** Instructions for the task **
Exactly repeat all the records below, omitting the images they hold.

►

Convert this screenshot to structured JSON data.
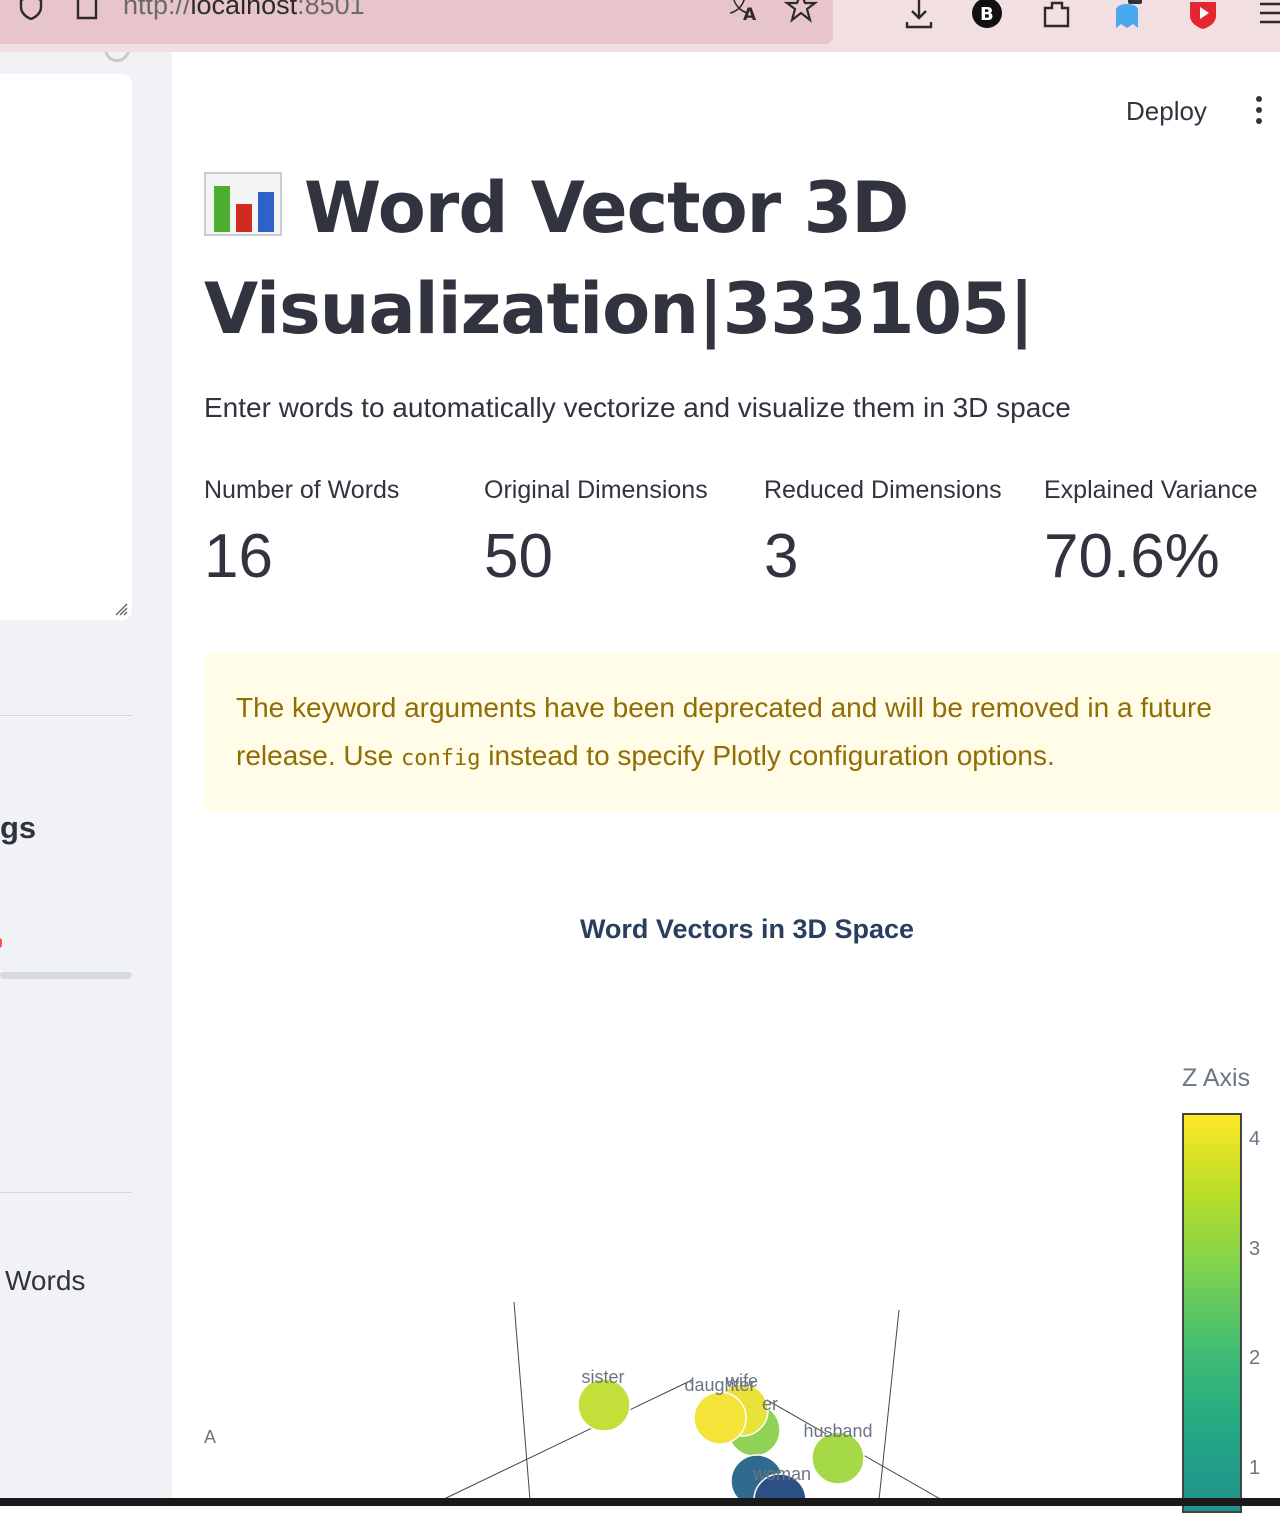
{
  "browser": {
    "url_scheme": "http://",
    "url_host": "localhost",
    "url_port": ":8501",
    "toolbar_icons": [
      "translate-icon",
      "bookmark-star-icon",
      "download-icon",
      "extension-b-icon",
      "extensions-icon",
      "ghost-extension-icon",
      "video-extension-icon",
      "menu-icon"
    ]
  },
  "sidebar": {
    "heading_fragment": "gs",
    "label_fragment": "Words"
  },
  "header": {
    "deploy_label": "Deploy"
  },
  "main": {
    "title_icon": "bar-chart-emoji",
    "title_line1": "Word Vector 3D",
    "title_line2": "Visualization|333105|",
    "subtitle": "Enter words to automatically vectorize and visualize them in 3D space",
    "metrics": [
      {
        "label": "Number of Words",
        "value": "16"
      },
      {
        "label": "Original Dimensions",
        "value": "50"
      },
      {
        "label": "Reduced Dimensions",
        "value": "3"
      },
      {
        "label": "Explained Variance",
        "value": "70.6%"
      }
    ],
    "warning": {
      "text_before": "The keyword arguments have been deprecated and will be removed in a future release. Use ",
      "code": "config",
      "text_after": " instead to specify Plotly configuration options."
    }
  },
  "chart_data": {
    "type": "scatter",
    "title": "Word Vectors in 3D Space",
    "colorbar_title": "Z Axis",
    "colorbar_ticks": [
      "4",
      "3",
      "2",
      "1"
    ],
    "colorscale": "viridis",
    "axis_fragment": "A",
    "visible_points": [
      {
        "label": "sister",
        "color": "#c2df3a"
      },
      {
        "label": "daughter",
        "color": "#f4e43a"
      },
      {
        "label": "wife",
        "color": "#e9e238"
      },
      {
        "label": "er",
        "color": "#8fd255"
      },
      {
        "label": "husband",
        "color": "#a6d947"
      },
      {
        "label": "woman",
        "color": "#2f6b8e"
      },
      {
        "label": "",
        "color": "#2c4f86"
      }
    ]
  }
}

◄

** Solution to this task **
Convert this screenshot to structured JSON data.
{
  "browser": {
    "url_scheme": "http://",
    "url_host": "localhost",
    "url_port": ":8501",
    "toolbar_icons": [
      "translate-icon",
      "bookmark-star-icon",
      "download-icon",
      "extension-b-icon",
      "extensions-icon",
      "ghost-extension-icon",
      "video-extension-icon",
      "menu-icon"
    ]
  },
  "sidebar": {
    "heading_fragment": "gs",
    "label_fragment": "Words"
  },
  "header": {
    "deploy_label": "Deploy"
  },
  "main": {
    "title_icon": "bar-chart-emoji",
    "title_line1": "Word Vector 3D",
    "title_line2": "Visualization|333105|",
    "subtitle": "Enter words to automatically vectorize and visualize them in 3D space",
    "metrics": [
      {
        "label": "Number of Words",
        "value": "16"
      },
      {
        "label": "Original Dimensions",
        "value": "50"
      },
      {
        "label": "Reduced Dimensions",
        "value": "3"
      },
      {
        "label": "Explained Variance",
        "value": "70.6%"
      }
    ],
    "warning": {
      "text_before": "The keyword arguments have been deprecated and will be removed in a future release. Use ",
      "code": "config",
      "text_after": " instead to specify Plotly configuration options."
    }
  },
  "chart_data": {
    "type": "scatter",
    "title": "Word Vectors in 3D Space",
    "colorbar_title": "Z Axis",
    "colorbar_ticks": [
      "4",
      "3",
      "2",
      "1"
    ],
    "colorscale": "viridis",
    "axis_fragment": "A",
    "visible_points": [
      {
        "label": "sister",
        "color": "#c2df3a"
      },
      {
        "label": "daughter",
        "color": "#f4e43a"
      },
      {
        "label": "wife",
        "color": "#e9e238"
      },
      {
        "label": "er",
        "color": "#8fd255"
      },
      {
        "label": "husband",
        "color": "#a6d947"
      },
      {
        "label": "woman",
        "color": "#2f6b8e"
      },
      {
        "label": "",
        "color": "#2c4f86"
      }
    ]
  }
}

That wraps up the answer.